*Directive:*
Extract all of the data and reproduce it precisely.

------

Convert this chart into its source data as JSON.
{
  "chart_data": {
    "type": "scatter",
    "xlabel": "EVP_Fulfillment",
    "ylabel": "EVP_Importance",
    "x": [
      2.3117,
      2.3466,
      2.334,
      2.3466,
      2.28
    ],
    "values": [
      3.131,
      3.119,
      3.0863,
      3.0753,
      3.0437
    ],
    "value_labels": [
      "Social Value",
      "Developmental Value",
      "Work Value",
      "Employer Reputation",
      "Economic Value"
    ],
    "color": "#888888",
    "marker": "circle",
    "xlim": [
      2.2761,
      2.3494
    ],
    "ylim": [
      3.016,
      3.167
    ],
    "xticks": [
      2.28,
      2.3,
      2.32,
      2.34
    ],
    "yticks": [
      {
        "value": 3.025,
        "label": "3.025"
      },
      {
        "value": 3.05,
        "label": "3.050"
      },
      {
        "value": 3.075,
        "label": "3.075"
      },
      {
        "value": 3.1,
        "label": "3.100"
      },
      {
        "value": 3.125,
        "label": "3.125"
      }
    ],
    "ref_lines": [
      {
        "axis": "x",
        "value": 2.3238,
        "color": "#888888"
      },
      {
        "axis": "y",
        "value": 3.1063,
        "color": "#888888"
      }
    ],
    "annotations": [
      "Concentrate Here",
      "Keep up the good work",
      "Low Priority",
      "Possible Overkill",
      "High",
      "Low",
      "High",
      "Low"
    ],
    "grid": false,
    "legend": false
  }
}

------

*Exercise solution:*
Convert this chart into its source data as JSON.
{
  "chart_data": {
    "type": "scatter",
    "xlabel": "EVP_Fulfillment",
    "ylabel": "EVP_Importance",
    "x": [
      2.3117,
      2.3466,
      2.334,
      2.3466,
      2.28
    ],
    "values": [
      3.131,
      3.119,
      3.0863,
      3.0753,
      3.0437
    ],
    "value_labels": [
      "Social Value",
      "Developmental Value",
      "Work Value",
      "Employer Reputation",
      "Economic Value"
    ],
    "color": "#888888",
    "marker": "circle",
    "xlim": [
      2.2761,
      2.3494
    ],
    "ylim": [
      3.016,
      3.167
    ],
    "xticks": [
      2.28,
      2.3,
      2.32,
      2.34
    ],
    "yticks": [
      {
        "value": 3.025,
        "label": "3.025"
      },
      {
        "value": 3.05,
        "label": "3.050"
      },
      {
        "value": 3.075,
        "label": "3.075"
      },
      {
        "value": 3.1,
        "label": "3.100"
      },
      {
        "value": 3.125,
        "label": "3.125"
      }
    ],
    "ref_lines": [
      {
        "axis": "x",
        "value": 2.3238,
        "color": "#888888"
      },
      {
        "axis": "y",
        "value": 3.1063,
        "color": "#888888"
      }
    ],
    "annotations": [
      "Concentrate Here",
      "Keep up the good work",
      "Low Priority",
      "Possible Overkill",
      "High",
      "Low",
      "High",
      "Low"
    ],
    "grid": false,
    "legend": false
  }
}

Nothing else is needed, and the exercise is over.